- _Given data_:
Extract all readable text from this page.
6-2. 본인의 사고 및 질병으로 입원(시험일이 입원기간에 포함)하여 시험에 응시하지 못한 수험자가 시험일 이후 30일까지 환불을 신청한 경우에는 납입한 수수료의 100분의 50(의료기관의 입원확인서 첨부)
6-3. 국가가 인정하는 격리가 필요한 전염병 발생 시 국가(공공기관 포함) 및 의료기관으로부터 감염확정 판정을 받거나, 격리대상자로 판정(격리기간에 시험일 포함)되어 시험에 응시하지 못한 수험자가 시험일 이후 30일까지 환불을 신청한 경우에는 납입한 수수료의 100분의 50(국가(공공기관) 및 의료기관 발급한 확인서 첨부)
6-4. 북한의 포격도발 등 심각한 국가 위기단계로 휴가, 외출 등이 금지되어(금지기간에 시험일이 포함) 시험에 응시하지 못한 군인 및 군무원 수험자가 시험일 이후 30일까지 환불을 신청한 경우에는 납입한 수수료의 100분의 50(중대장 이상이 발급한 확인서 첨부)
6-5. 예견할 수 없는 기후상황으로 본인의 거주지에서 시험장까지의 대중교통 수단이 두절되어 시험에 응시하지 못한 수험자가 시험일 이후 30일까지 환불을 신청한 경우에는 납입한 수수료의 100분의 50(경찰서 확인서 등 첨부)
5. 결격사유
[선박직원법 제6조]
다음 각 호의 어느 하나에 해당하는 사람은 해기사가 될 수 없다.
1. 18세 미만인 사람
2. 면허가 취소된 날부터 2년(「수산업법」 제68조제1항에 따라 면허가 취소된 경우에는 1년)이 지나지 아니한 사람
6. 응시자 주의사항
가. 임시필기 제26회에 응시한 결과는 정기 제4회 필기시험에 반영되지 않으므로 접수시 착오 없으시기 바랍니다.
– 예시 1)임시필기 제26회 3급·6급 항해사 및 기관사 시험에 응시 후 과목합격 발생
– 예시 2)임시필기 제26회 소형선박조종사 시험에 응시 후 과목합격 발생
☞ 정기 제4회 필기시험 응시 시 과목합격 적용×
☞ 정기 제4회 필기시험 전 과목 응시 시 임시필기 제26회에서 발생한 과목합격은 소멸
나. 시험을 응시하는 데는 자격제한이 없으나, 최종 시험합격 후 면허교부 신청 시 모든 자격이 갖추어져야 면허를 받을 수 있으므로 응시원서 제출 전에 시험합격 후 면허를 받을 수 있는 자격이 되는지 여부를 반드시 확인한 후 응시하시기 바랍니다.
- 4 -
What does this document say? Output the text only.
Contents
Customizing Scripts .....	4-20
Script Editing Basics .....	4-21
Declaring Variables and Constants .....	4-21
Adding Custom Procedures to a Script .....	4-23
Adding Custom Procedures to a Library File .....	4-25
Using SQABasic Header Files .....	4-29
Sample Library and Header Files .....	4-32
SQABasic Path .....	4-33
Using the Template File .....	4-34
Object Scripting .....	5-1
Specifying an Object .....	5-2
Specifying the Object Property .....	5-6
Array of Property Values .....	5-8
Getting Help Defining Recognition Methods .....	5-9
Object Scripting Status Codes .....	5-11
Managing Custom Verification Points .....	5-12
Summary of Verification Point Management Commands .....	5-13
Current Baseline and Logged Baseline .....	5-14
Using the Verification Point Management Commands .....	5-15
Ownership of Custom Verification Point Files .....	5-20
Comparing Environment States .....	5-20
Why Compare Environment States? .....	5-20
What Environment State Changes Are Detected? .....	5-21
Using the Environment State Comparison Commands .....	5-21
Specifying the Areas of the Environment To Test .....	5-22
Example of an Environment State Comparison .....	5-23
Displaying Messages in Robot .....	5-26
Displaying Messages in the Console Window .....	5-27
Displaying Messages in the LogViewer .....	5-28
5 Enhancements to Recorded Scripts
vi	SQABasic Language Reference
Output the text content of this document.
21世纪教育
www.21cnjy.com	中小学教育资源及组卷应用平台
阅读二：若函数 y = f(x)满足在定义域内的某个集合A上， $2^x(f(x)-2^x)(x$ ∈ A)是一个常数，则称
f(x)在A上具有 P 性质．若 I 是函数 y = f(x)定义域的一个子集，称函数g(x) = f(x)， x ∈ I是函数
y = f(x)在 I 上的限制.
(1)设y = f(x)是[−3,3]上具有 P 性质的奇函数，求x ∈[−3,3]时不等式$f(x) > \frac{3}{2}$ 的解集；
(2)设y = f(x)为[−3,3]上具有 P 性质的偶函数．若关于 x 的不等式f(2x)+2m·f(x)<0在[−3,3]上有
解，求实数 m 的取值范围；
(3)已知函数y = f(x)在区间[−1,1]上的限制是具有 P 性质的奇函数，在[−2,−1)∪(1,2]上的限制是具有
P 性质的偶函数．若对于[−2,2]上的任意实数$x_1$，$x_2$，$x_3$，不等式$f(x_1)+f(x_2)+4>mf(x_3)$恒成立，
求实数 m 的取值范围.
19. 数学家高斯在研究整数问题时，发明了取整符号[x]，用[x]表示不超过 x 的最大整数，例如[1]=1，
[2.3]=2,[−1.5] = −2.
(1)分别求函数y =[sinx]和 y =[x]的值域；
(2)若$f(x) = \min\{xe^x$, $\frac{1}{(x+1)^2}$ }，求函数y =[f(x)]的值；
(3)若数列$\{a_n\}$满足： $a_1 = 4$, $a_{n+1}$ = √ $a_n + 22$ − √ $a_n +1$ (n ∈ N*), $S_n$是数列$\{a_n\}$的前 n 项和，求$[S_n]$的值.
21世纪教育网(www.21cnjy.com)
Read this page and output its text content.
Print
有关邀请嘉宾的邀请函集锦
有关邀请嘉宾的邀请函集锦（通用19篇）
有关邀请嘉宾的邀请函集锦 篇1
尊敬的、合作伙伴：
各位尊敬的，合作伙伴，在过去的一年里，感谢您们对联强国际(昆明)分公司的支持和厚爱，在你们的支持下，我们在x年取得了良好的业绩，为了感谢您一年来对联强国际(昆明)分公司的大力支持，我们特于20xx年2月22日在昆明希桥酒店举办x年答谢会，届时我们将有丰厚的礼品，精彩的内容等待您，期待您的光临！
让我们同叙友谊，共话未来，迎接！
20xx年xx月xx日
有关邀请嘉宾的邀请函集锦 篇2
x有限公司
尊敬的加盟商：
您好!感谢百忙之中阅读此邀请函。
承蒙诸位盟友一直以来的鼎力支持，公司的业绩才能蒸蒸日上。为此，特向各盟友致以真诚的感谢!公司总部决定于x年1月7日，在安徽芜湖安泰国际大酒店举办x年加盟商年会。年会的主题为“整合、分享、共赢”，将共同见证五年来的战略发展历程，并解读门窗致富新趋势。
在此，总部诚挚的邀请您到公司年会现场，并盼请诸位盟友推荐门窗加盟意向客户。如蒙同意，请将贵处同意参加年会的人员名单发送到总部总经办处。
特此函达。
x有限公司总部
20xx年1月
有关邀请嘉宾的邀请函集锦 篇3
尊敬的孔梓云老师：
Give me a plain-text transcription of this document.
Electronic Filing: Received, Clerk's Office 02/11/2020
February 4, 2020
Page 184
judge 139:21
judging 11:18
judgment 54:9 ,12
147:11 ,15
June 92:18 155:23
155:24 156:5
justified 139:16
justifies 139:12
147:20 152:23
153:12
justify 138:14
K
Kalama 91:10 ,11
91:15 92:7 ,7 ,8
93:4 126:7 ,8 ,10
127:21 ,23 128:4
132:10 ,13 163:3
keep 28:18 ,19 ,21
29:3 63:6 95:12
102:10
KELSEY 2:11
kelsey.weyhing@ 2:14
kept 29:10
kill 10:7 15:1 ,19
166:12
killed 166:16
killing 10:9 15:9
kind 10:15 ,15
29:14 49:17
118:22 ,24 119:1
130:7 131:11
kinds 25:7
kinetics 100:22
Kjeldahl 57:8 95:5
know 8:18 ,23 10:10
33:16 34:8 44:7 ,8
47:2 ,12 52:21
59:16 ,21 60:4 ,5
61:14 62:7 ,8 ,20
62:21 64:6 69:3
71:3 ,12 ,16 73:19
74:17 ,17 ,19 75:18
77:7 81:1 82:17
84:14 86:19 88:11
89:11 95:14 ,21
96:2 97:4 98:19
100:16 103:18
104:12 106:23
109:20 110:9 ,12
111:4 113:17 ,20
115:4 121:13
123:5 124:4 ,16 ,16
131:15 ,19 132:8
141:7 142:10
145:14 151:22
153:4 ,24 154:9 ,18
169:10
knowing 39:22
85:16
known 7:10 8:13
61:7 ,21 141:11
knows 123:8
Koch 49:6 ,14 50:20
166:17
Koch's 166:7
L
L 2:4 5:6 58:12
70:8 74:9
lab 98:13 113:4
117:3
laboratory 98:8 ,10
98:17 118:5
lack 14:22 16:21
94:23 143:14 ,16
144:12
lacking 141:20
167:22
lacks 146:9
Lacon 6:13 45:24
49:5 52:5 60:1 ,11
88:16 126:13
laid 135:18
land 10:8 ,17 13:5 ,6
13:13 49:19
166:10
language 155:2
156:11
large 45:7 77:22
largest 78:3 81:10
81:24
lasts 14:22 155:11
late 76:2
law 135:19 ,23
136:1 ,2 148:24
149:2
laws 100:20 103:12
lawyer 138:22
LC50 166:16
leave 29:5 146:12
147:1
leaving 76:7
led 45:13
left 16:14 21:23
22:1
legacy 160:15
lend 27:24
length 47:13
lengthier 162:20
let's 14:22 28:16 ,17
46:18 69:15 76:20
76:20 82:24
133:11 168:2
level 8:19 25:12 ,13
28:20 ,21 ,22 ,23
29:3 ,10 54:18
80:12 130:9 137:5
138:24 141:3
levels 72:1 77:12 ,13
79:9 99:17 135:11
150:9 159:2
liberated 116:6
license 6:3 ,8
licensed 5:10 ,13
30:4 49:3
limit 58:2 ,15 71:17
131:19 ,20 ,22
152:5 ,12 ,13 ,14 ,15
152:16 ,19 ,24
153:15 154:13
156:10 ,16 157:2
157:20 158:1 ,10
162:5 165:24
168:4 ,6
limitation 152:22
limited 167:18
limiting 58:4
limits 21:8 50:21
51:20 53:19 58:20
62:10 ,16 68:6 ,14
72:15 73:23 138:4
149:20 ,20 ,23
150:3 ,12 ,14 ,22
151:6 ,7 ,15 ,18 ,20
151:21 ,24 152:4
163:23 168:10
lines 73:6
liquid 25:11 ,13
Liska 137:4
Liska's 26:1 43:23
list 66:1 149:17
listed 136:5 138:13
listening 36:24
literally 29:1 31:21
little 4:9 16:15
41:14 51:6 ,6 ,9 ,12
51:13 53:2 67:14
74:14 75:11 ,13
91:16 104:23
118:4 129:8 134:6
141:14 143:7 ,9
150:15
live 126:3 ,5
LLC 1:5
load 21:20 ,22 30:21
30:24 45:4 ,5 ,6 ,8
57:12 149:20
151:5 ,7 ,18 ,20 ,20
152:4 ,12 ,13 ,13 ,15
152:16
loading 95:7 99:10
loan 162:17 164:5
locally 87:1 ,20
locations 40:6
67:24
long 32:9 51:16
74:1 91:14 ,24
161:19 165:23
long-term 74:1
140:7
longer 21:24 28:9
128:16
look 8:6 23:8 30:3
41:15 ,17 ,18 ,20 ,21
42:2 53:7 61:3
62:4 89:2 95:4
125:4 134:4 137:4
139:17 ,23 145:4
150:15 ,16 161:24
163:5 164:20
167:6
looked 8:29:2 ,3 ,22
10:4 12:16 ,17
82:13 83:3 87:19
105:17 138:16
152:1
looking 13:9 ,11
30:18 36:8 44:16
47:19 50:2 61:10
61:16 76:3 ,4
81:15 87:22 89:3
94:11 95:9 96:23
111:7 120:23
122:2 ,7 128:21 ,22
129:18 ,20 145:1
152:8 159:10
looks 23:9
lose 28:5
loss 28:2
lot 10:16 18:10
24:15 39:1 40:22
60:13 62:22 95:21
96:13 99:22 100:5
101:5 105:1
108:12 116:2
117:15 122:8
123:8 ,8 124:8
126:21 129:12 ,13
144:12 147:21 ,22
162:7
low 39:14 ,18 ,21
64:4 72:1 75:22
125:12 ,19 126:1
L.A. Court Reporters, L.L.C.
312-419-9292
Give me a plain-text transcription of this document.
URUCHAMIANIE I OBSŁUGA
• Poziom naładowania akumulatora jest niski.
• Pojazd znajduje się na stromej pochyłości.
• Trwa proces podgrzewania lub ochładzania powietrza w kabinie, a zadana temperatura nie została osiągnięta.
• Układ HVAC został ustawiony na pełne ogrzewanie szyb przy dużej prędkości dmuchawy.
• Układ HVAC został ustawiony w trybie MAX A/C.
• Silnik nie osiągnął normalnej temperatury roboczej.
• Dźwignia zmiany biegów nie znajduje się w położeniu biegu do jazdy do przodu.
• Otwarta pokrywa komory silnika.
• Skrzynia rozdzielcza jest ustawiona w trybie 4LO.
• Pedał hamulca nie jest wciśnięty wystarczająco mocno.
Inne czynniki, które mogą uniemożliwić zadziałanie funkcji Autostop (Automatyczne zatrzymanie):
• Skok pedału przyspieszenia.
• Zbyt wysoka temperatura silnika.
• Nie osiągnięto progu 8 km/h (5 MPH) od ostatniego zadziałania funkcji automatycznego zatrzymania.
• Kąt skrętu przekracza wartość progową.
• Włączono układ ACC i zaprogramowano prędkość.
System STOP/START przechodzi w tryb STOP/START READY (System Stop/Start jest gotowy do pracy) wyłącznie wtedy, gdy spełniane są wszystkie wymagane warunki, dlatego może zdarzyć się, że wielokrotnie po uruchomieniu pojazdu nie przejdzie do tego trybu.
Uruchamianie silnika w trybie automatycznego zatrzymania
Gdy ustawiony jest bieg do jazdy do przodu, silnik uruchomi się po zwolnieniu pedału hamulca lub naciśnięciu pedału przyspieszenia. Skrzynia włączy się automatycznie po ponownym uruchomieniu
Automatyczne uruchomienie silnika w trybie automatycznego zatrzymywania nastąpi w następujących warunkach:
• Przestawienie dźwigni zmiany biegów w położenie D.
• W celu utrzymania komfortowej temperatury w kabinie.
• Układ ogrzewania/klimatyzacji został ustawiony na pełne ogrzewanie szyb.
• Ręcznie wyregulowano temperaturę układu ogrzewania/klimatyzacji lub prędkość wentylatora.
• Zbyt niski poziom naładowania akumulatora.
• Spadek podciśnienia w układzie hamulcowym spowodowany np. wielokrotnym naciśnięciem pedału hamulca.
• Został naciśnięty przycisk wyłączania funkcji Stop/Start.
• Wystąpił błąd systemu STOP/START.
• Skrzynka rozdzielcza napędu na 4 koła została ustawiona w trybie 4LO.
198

- _What to produce_:
Read through the data and copy every line where "Header" shows up.

- _Result of this exercise_:
Using SQABasic Header Files .....	4-29
Sample Library and Header Files .....	4-32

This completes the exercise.